§ WHAT YOU HAVE TO DO:
Reproduce the records below exactly, leaving out any pictures.

--- Start of EXCERPTED DATA ---

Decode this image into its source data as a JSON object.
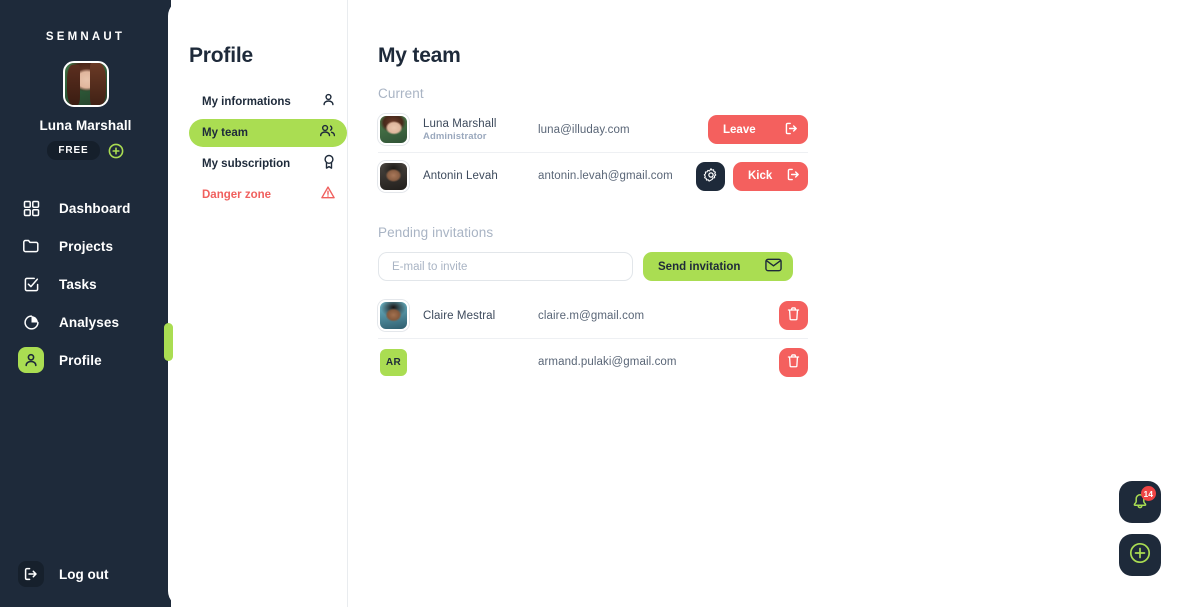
{
  "brand": {
    "name": "SEMNAUT"
  },
  "user": {
    "name": "Luna Marshall",
    "plan": "FREE",
    "upgrade_icon": "plus-circle-icon",
    "avatar_icon": "user-avatar"
  },
  "sidebar": {
    "items": [
      {
        "label": "Dashboard",
        "icon": "grid-icon",
        "active": false
      },
      {
        "label": "Projects",
        "icon": "folder-icon",
        "active": false
      },
      {
        "label": "Tasks",
        "icon": "checkbox-icon",
        "active": false
      },
      {
        "label": "Analyses",
        "icon": "pie-chart-icon",
        "active": false
      },
      {
        "label": "Profile",
        "icon": "user-icon",
        "active": true
      }
    ],
    "logout": {
      "label": "Log out",
      "icon": "logout-icon"
    }
  },
  "subnav": {
    "title": "Profile",
    "items": [
      {
        "label": "My informations",
        "icon": "user-icon",
        "active": false,
        "danger": false
      },
      {
        "label": "My team",
        "icon": "users-icon",
        "active": true,
        "danger": false
      },
      {
        "label": "My subscription",
        "icon": "award-icon",
        "active": false,
        "danger": false
      },
      {
        "label": "Danger zone",
        "icon": "warning-triangle-icon",
        "active": false,
        "danger": true
      }
    ]
  },
  "main": {
    "title": "My team",
    "current_label": "Current",
    "current_members": [
      {
        "name": "Luna Marshall",
        "role": "Administrator",
        "email": "luna@illuday.com",
        "avatar_kind": "photo",
        "avatar_class": "av-luna",
        "initials": "",
        "actions": [
          {
            "kind": "danger",
            "label": "Leave",
            "icon": "logout-icon",
            "name": "leave-button"
          }
        ]
      },
      {
        "name": "Antonin Levah",
        "role": "",
        "email": "antonin.levah@gmail.com",
        "avatar_kind": "photo",
        "avatar_class": "av-anto",
        "initials": "",
        "actions": [
          {
            "kind": "gear",
            "label": "",
            "icon": "gear-icon",
            "name": "member-settings-button"
          },
          {
            "kind": "danger",
            "label": "Kick",
            "icon": "logout-icon",
            "name": "kick-button"
          }
        ]
      }
    ],
    "pending_label": "Pending invitations",
    "invite": {
      "placeholder": "E-mail to invite",
      "value": "",
      "send_label": "Send invitation",
      "send_icon": "envelope-icon"
    },
    "pending_invitations": [
      {
        "name": "Claire Mestral",
        "email": "claire.m@gmail.com",
        "avatar_kind": "photo",
        "avatar_class": "av-claire",
        "initials": "",
        "delete_icon": "trash-icon"
      },
      {
        "name": "",
        "email": "armand.pulaki@gmail.com",
        "avatar_kind": "initials",
        "avatar_class": "",
        "initials": "AR",
        "delete_icon": "trash-icon"
      }
    ]
  },
  "floating": {
    "notifications": {
      "icon": "bell-icon",
      "badge": "14"
    },
    "add": {
      "icon": "plus-circle-icon"
    }
  },
  "colors": {
    "accent_green": "#aadd52",
    "dark_navy": "#1e2a3a",
    "danger_red": "#f4605e",
    "badge_red": "#ef4444",
    "muted_text": "#a9b4c4"
  }
}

--- End of EXCERPTED DATA ---

§ TASK ANSWER:
Decode this image into its source data as a JSON object.
{
  "brand": {
    "name": "SEMNAUT"
  },
  "user": {
    "name": "Luna Marshall",
    "plan": "FREE",
    "upgrade_icon": "plus-circle-icon",
    "avatar_icon": "user-avatar"
  },
  "sidebar": {
    "items": [
      {
        "label": "Dashboard",
        "icon": "grid-icon",
        "active": false
      },
      {
        "label": "Projects",
        "icon": "folder-icon",
        "active": false
      },
      {
        "label": "Tasks",
        "icon": "checkbox-icon",
        "active": false
      },
      {
        "label": "Analyses",
        "icon": "pie-chart-icon",
        "active": false
      },
      {
        "label": "Profile",
        "icon": "user-icon",
        "active": true
      }
    ],
    "logout": {
      "label": "Log out",
      "icon": "logout-icon"
    }
  },
  "subnav": {
    "title": "Profile",
    "items": [
      {
        "label": "My informations",
        "icon": "user-icon",
        "active": false,
        "danger": false
      },
      {
        "label": "My team",
        "icon": "users-icon",
        "active": true,
        "danger": false
      },
      {
        "label": "My subscription",
        "icon": "award-icon",
        "active": false,
        "danger": false
      },
      {
        "label": "Danger zone",
        "icon": "warning-triangle-icon",
        "active": false,
        "danger": true
      }
    ]
  },
  "main": {
    "title": "My team",
    "current_label": "Current",
    "current_members": [
      {
        "name": "Luna Marshall",
        "role": "Administrator",
        "email": "luna@illuday.com",
        "avatar_kind": "photo",
        "avatar_class": "av-luna",
        "initials": "",
        "actions": [
          {
            "kind": "danger",
            "label": "Leave",
            "icon": "logout-icon",
            "name": "leave-button"
          }
        ]
      },
      {
        "name": "Antonin Levah",
        "role": "",
        "email": "antonin.levah@gmail.com",
        "avatar_kind": "photo",
        "avatar_class": "av-anto",
        "initials": "",
        "actions": [
          {
            "kind": "gear",
            "label": "",
            "icon": "gear-icon",
            "name": "member-settings-button"
          },
          {
            "kind": "danger",
            "label": "Kick",
            "icon": "logout-icon",
            "name": "kick-button"
          }
        ]
      }
    ],
    "pending_label": "Pending invitations",
    "invite": {
      "placeholder": "E-mail to invite",
      "value": "",
      "send_label": "Send invitation",
      "send_icon": "envelope-icon"
    },
    "pending_invitations": [
      {
        "name": "Claire Mestral",
        "email": "claire.m@gmail.com",
        "avatar_kind": "photo",
        "avatar_class": "av-claire",
        "initials": "",
        "delete_icon": "trash-icon"
      },
      {
        "name": "",
        "email": "armand.pulaki@gmail.com",
        "avatar_kind": "initials",
        "avatar_class": "",
        "initials": "AR",
        "delete_icon": "trash-icon"
      }
    ]
  },
  "floating": {
    "notifications": {
      "icon": "bell-icon",
      "badge": "14"
    },
    "add": {
      "icon": "plus-circle-icon"
    }
  },
  "colors": {
    "accent_green": "#aadd52",
    "dark_navy": "#1e2a3a",
    "danger_red": "#f4605e",
    "badge_red": "#ef4444",
    "muted_text": "#a9b4c4"
  }
}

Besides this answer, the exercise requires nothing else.